Set exercise: Search the listing for the string "NewsDataLoader" and copy every line that contains it.

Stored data
+-------+
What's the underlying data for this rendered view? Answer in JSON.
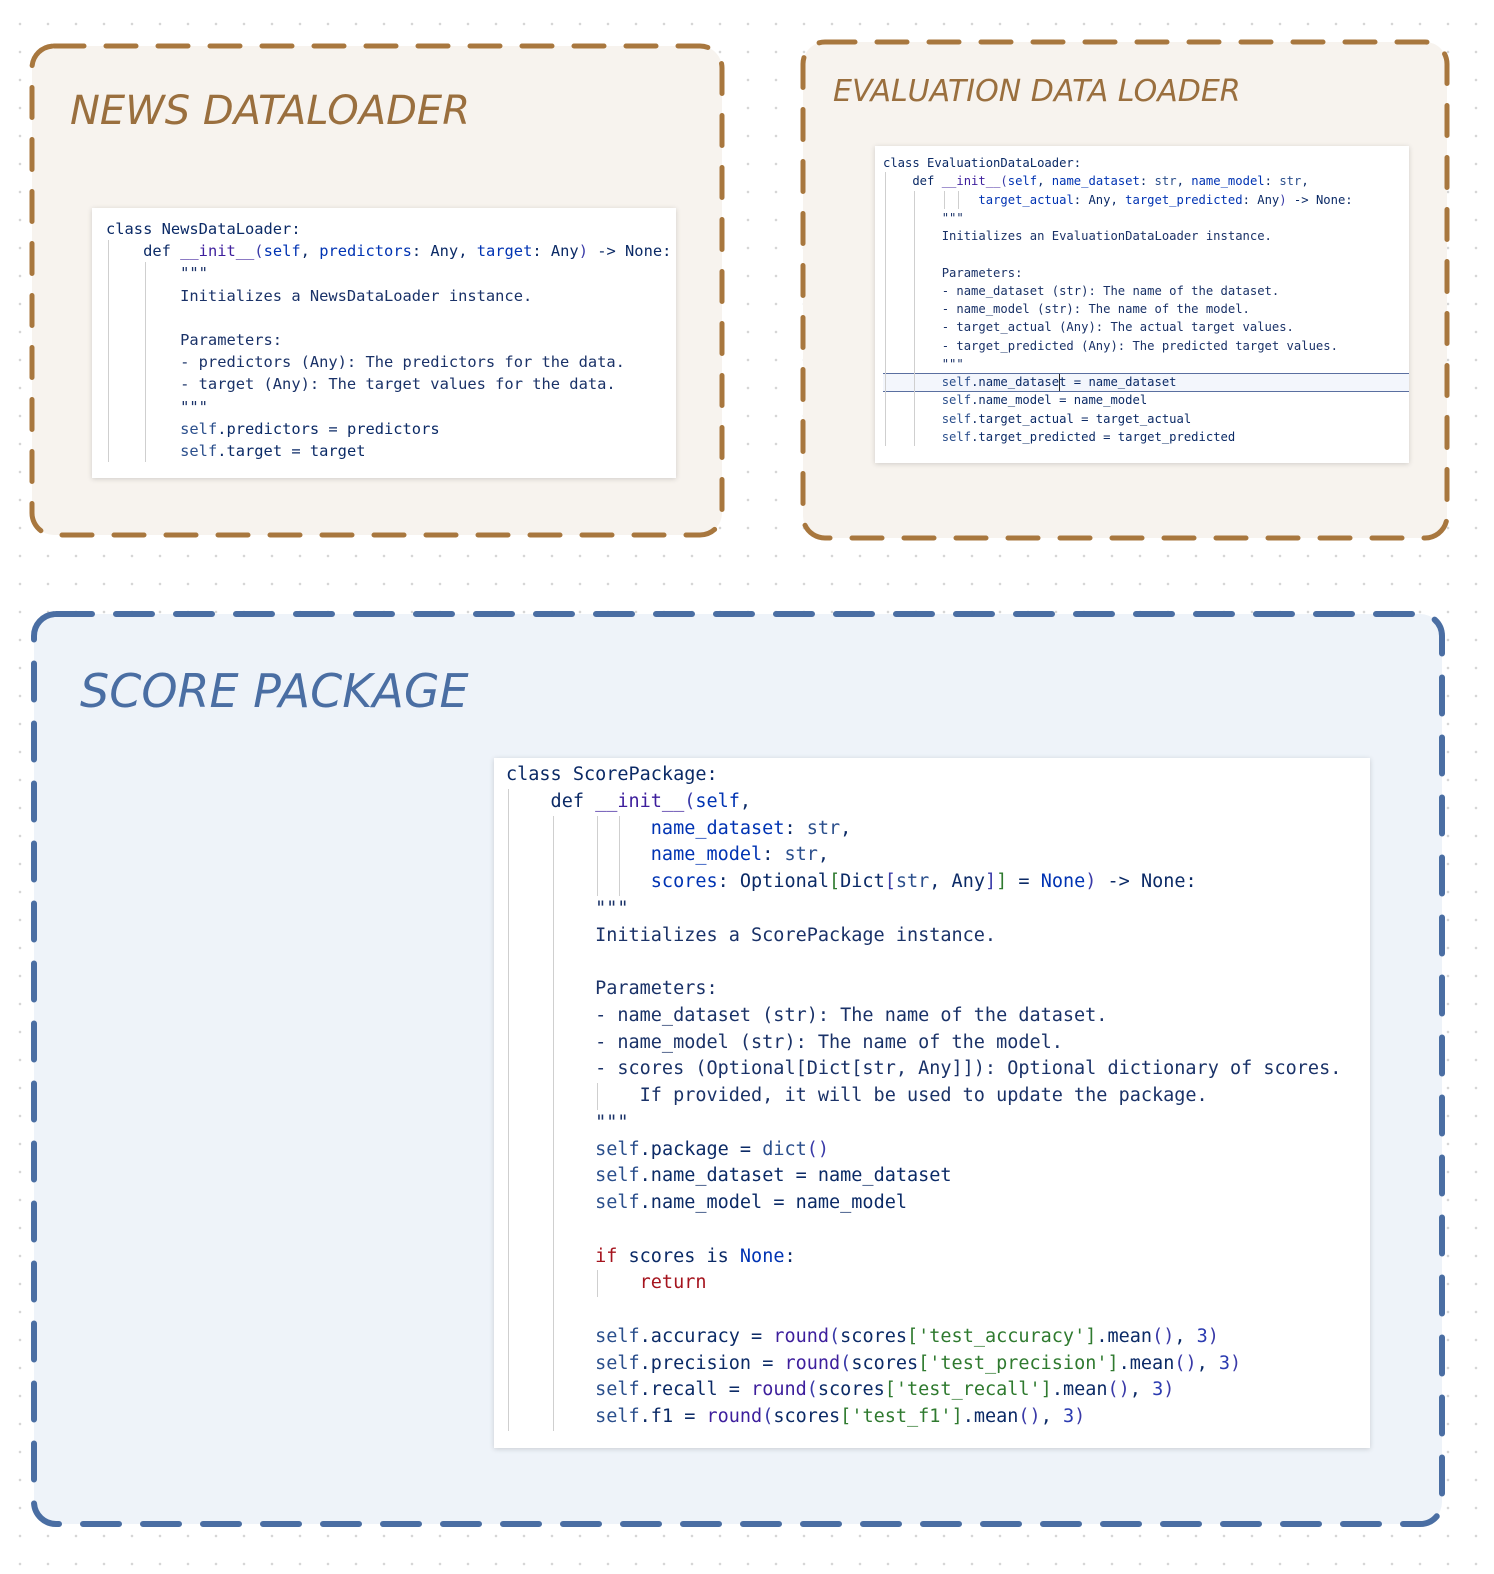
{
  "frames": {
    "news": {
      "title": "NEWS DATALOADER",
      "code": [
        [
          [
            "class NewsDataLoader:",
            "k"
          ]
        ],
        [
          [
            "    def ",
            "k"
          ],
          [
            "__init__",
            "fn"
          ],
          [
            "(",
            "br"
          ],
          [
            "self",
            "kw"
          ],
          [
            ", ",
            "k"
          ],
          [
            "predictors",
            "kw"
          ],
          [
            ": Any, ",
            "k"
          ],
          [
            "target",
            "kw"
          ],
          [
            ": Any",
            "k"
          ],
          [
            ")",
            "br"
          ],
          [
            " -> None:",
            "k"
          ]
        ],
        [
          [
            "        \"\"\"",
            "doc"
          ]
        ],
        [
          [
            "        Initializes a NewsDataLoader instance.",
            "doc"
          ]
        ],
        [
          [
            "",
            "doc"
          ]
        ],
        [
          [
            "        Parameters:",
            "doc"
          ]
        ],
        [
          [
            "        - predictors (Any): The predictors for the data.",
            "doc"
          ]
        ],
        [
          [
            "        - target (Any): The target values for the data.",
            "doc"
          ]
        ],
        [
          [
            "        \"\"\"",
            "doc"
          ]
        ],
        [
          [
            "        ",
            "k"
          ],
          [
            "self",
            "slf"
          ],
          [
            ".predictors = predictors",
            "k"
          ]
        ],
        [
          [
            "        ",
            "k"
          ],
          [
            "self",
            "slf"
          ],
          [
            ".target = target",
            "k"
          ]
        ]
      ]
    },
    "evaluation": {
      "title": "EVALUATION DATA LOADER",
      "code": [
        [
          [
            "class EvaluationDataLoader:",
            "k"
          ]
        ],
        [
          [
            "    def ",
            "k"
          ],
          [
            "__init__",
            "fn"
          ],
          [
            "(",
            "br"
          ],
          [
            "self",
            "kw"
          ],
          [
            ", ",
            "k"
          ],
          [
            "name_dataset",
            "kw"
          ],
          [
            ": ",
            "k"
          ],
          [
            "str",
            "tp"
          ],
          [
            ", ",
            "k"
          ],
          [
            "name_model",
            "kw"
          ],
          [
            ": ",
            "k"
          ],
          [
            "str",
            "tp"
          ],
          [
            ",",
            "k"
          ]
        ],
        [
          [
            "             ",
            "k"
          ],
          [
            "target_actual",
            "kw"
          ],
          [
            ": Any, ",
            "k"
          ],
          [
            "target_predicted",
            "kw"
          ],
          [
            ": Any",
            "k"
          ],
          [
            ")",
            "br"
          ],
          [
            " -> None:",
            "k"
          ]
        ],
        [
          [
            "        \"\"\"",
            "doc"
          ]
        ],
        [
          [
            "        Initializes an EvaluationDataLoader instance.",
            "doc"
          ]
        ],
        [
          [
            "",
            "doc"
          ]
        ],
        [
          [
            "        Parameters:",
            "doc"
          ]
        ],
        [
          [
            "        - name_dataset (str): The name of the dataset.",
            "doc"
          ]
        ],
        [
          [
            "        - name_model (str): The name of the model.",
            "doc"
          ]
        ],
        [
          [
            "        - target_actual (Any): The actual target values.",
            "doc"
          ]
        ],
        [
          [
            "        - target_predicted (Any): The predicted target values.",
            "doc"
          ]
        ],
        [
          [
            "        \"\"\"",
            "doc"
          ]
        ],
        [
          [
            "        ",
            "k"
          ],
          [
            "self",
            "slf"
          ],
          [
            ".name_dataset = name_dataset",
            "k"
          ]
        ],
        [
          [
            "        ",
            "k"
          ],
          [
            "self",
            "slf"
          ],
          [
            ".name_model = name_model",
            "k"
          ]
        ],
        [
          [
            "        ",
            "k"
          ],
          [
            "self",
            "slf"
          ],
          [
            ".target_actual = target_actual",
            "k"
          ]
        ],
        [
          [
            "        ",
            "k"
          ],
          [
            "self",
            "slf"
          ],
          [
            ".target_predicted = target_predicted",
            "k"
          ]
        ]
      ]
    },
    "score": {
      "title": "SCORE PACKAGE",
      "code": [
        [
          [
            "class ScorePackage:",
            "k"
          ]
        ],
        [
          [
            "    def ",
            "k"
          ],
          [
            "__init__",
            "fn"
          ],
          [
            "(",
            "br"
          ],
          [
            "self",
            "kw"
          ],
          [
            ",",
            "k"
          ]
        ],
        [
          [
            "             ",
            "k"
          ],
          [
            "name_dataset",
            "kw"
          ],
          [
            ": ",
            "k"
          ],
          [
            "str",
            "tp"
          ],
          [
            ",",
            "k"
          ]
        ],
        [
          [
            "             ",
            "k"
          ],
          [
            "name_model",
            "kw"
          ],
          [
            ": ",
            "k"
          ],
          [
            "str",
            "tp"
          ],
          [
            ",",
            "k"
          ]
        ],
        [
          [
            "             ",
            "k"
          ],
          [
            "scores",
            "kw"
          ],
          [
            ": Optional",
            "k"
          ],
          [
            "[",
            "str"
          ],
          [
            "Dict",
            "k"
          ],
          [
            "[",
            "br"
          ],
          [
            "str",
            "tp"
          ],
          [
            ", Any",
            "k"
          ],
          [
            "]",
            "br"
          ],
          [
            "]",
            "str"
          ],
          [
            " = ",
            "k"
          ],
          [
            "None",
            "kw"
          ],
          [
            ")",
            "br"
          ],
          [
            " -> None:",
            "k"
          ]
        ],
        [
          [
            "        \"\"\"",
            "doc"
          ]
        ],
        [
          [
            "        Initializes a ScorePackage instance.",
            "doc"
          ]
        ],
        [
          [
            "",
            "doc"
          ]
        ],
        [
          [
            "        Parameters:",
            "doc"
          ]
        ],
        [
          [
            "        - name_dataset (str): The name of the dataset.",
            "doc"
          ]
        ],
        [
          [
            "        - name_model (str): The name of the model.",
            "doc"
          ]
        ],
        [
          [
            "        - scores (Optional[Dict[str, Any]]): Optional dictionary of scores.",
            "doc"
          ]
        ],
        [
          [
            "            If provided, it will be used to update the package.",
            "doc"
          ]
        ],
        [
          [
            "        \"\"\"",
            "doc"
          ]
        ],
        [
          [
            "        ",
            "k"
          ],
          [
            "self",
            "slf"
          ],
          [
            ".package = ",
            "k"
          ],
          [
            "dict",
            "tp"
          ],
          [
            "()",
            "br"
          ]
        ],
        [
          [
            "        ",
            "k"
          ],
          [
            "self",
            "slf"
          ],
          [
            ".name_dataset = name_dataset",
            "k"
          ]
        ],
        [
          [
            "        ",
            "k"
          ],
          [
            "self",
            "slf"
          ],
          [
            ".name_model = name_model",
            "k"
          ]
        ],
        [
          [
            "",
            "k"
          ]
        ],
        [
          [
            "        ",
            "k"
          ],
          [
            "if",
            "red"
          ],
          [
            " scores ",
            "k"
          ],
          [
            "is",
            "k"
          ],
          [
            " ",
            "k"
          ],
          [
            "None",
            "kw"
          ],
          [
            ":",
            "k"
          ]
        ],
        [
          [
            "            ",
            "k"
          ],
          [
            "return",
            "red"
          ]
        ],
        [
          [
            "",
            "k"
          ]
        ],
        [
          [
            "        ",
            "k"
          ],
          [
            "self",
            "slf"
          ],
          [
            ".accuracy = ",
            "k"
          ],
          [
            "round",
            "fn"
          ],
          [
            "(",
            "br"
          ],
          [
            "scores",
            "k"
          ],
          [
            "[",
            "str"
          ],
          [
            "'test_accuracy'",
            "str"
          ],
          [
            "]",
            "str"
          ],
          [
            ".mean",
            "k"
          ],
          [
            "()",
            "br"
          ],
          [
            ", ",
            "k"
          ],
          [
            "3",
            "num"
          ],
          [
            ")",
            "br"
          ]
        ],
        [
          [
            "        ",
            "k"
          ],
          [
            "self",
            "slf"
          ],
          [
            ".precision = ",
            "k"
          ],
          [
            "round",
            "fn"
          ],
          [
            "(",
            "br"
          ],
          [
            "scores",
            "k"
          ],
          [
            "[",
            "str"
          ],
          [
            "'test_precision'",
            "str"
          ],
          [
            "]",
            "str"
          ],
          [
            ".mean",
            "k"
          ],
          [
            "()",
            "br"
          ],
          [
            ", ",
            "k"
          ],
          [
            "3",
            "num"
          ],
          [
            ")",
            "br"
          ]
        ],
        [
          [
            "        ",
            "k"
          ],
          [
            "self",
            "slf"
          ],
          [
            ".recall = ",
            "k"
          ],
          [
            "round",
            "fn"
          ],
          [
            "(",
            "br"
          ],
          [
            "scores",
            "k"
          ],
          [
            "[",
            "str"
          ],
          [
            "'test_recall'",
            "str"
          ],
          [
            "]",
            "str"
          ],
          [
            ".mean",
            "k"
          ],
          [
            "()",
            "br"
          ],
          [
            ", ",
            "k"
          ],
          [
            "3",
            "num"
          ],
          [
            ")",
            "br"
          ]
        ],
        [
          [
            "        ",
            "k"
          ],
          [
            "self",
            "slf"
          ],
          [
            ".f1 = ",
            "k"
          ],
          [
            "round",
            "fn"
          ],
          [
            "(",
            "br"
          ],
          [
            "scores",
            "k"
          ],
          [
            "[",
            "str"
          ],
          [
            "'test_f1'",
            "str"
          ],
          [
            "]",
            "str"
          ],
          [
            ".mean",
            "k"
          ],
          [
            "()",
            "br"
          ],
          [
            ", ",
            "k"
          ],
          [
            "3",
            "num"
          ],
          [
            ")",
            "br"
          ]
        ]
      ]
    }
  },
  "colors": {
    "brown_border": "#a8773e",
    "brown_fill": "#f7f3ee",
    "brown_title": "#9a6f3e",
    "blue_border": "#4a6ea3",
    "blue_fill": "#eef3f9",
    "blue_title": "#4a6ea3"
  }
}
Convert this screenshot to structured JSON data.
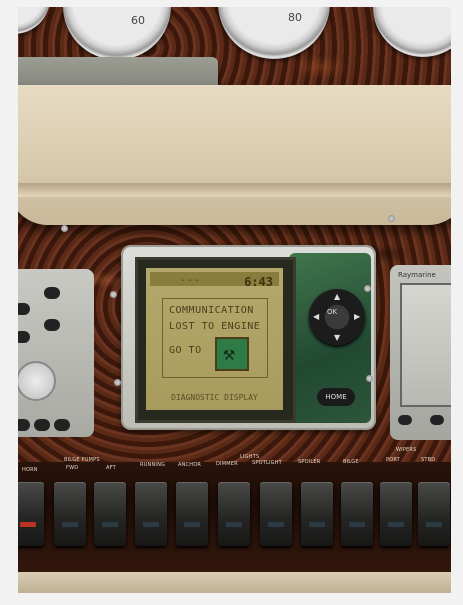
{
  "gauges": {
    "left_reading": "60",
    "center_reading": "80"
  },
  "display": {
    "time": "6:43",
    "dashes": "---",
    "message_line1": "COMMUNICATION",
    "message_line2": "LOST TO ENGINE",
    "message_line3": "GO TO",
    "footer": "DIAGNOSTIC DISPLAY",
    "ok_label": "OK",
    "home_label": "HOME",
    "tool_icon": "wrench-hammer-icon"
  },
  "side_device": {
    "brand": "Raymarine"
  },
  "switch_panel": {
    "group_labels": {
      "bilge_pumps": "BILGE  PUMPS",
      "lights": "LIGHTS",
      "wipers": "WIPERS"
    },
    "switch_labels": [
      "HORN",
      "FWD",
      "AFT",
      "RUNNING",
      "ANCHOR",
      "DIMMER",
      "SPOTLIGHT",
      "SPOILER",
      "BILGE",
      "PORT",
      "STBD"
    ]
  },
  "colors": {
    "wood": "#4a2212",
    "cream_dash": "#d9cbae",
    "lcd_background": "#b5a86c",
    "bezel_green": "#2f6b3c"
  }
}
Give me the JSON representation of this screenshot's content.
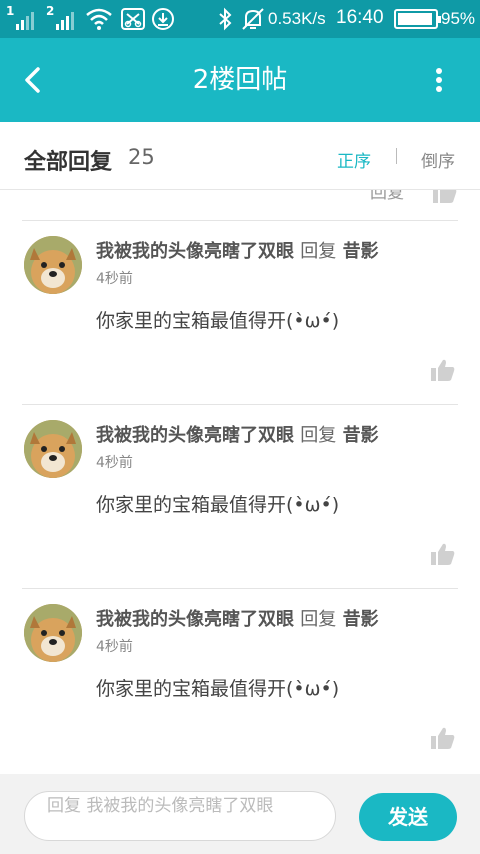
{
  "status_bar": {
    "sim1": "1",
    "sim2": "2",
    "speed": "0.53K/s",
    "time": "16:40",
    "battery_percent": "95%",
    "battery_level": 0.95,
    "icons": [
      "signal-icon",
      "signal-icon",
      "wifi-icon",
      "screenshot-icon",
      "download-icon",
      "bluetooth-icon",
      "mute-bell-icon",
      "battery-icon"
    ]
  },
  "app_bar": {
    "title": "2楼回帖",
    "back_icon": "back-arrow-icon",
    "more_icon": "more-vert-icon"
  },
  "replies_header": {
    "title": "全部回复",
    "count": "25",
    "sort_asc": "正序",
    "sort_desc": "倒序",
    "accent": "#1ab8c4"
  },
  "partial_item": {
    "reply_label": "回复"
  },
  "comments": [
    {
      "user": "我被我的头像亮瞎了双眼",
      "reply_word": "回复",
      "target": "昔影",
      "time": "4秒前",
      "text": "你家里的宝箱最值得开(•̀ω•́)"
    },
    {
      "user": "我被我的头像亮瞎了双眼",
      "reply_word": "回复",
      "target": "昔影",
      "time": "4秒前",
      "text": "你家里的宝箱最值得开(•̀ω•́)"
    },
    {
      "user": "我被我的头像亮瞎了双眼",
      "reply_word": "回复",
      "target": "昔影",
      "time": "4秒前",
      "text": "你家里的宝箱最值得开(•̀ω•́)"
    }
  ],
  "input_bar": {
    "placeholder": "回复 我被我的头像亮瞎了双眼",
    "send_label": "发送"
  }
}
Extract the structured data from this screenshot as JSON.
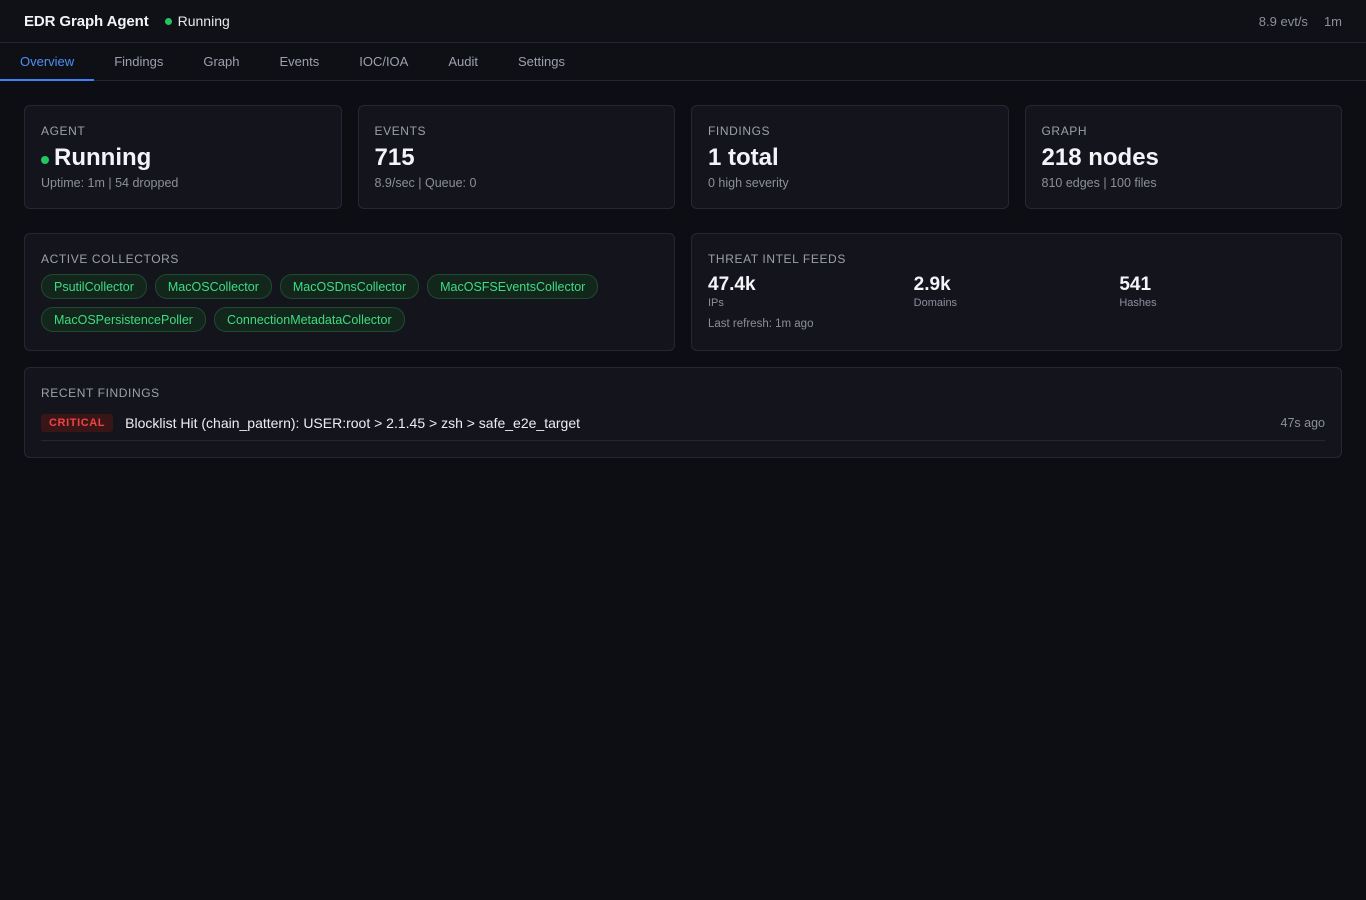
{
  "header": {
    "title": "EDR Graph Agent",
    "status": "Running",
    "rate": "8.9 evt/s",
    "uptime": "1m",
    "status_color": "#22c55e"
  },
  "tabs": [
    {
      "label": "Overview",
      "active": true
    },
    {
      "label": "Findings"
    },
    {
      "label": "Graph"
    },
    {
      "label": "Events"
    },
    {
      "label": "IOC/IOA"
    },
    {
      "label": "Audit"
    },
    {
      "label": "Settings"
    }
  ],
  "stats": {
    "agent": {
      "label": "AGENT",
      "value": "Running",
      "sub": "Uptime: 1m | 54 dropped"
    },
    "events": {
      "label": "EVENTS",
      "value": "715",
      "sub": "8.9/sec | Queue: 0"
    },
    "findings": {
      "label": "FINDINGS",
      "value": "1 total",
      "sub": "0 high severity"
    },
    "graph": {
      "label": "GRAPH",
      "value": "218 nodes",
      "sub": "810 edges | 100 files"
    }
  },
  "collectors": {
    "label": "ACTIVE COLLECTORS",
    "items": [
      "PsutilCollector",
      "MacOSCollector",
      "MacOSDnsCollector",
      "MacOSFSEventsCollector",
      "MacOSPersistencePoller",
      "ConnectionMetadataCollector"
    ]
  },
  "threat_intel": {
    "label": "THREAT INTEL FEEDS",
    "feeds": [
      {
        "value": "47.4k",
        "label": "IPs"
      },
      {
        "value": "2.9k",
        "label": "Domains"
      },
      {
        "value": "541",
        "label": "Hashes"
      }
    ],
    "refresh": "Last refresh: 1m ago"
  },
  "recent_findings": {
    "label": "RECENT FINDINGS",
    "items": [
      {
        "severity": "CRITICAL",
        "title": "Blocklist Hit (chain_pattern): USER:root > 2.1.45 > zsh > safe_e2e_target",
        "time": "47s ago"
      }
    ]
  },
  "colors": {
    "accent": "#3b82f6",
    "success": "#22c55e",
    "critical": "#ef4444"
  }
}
+-------+
Answer to the exercise:
            "class NewsDataLoader:",
            "        Initializes a NewsDataLoader instance.",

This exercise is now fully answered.